===== Textabschnitt =====

# Das optimale Angelwetter



## Boranda (31. Mai 2002)

Hallo,

ich schon oft die Erfahrung gemacht bei Ostwind kann man zu Hause bleiben, weil da überhaupt nichts läuft.
Was haltet ihr für das optimale Angelwetter?

Meine Meinung:
leichter bis mittlerer Westwind (auf keinen Fall Ostwind)
20/21 Grad, bewölkt.

Wie sind eure Erfahrungen?


Boranda


----------



## ollidi (31. Mai 2002)

Mit dem Ostwind kann ich Dir nur Recht geben.

Leicht bewölkt ist auch gut. Temperatur ist eigentlich relativ egal und abhängig von der Fischart. 

Ich probiere es trotzdem immer wieder bei jedem Wetter.


----------



## Klausi (31. Mai 2002)

Meinst Du jetzt wirklich den Bereich Norwegen ,oder allgemein ? Wenn Du Norwegen meinst,würde ich sagen ,dass jedes Wetter zu nutzen ist, wo man mit ein Boot rausfahren kann.Da das Wetter sehr schnell umschlagen kann.Ich bin mir aber garnicht so sicher, dass DU auch Norwegen meinst.

Petri Heil

Klausi


----------



## Boranda (31. Mai 2002)

Hallo,

ich meine nicht nur Norwegen, allgemein auf unsrere einheimischen Gewässern bezogen.


----------



## wodibo (31. Mai 2002)

Dann schickt doch einer der Mods das Thema zu mir :m

Danke scheeen


----------



## Kunze (31. Mai 2002)

Hallo! In der Tat ist das Thema in Angeln allgemein besser aufgehoben.  #h


----------



## Thomas9904 (31. Mai 2002)

Gutes Angelwetter ist wenn Fische  beißen.

=====

→ **Ziel 1**:
Übertrage die Datensätze unverändert, und zwar vom Anfang der Datensätze bis einschließlich der Zeile mit „The base 135 is at (673, 435).“.

===== Auszüge der Datensätze =====

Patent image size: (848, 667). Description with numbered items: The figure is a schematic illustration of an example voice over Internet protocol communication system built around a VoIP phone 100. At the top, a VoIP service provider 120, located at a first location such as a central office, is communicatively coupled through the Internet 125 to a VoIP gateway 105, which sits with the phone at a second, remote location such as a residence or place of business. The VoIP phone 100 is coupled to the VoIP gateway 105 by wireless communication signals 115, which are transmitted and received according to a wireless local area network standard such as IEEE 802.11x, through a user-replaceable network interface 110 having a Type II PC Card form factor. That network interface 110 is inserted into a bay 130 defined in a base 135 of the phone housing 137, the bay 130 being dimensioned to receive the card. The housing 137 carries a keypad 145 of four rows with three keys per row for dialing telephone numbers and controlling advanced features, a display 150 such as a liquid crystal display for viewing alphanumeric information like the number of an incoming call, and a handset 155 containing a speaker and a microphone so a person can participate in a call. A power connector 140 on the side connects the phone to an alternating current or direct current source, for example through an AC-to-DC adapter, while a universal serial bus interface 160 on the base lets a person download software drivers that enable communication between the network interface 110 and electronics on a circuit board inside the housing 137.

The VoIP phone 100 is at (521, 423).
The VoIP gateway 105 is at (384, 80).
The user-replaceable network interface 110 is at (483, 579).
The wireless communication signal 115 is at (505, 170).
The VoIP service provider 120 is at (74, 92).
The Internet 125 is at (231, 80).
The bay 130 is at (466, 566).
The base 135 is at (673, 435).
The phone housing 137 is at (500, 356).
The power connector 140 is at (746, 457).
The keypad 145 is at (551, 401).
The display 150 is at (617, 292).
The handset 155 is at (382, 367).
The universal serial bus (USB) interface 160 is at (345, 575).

=====

→ **Ziel 2**:
Beantworte zur Diskussion über das Angelwetter die folgenden Fragen:
(a) Welche Temperatur hält Boranda im ersten Beitrag für optimal?
(b) Wovon hängt die Temperatur laut ollidi ab?
(c) Wann ist laut Thomas9904 gutes Angelwetter?

→ **Vollständige Antwort 1**:
Patent image size: (848, 667). Description with numbered items: The figure is a schematic illustration of an example voice over Internet protocol communication system built around a VoIP phone 100. At the top, a VoIP service provider 120, located at a first location such as a central office, is communicatively coupled through the Internet 125 to a VoIP gateway 105, which sits with the phone at a second, remote location such as a residence or place of business. The VoIP phone 100 is coupled to the VoIP gateway 105 by wireless communication signals 115, which are transmitted and received according to a wireless local area network standard such as IEEE 802.11x, through a user-replaceable network interface 110 having a Type II PC Card form factor. That network interface 110 is inserted into a bay 130 defined in a base 135 of the phone housing 137, the bay 130 being dimensioned to receive the card. The housing 137 carries a keypad 145 of four rows with three keys per row for dialing telephone numbers and controlling advanced features, a display 150 such as a liquid crystal display for viewing alphanumeric information like the number of an incoming call, and a handset 155 containing a speaker and a microphone so a person can participate in a call. A power connector 140 on the side connects the phone to an alternating current or direct current source, for example through an AC-to-DC adapter, while a universal serial bus interface 160 on the base lets a person download software drivers that enable communication between the network interface 110 and electronics on a circuit board inside the housing 137.

The VoIP phone 100 is at (521, 423).
The VoIP gateway 105 is at (384, 80).
The user-replaceable network interface 110 is at (483, 579).
The wireless communication signal 115 is at (505, 170).
The VoIP service provider 120 is at (74, 92).
The Internet 125 is at (231, 80).
The bay 130 is at (466, 566).
The base 135 is at (673, 435).

→ **Vollständige Antwort 2**:
(a) 20/21 Grad.
(b) Von der Fischart.
(c) Wenn die Fische beißen.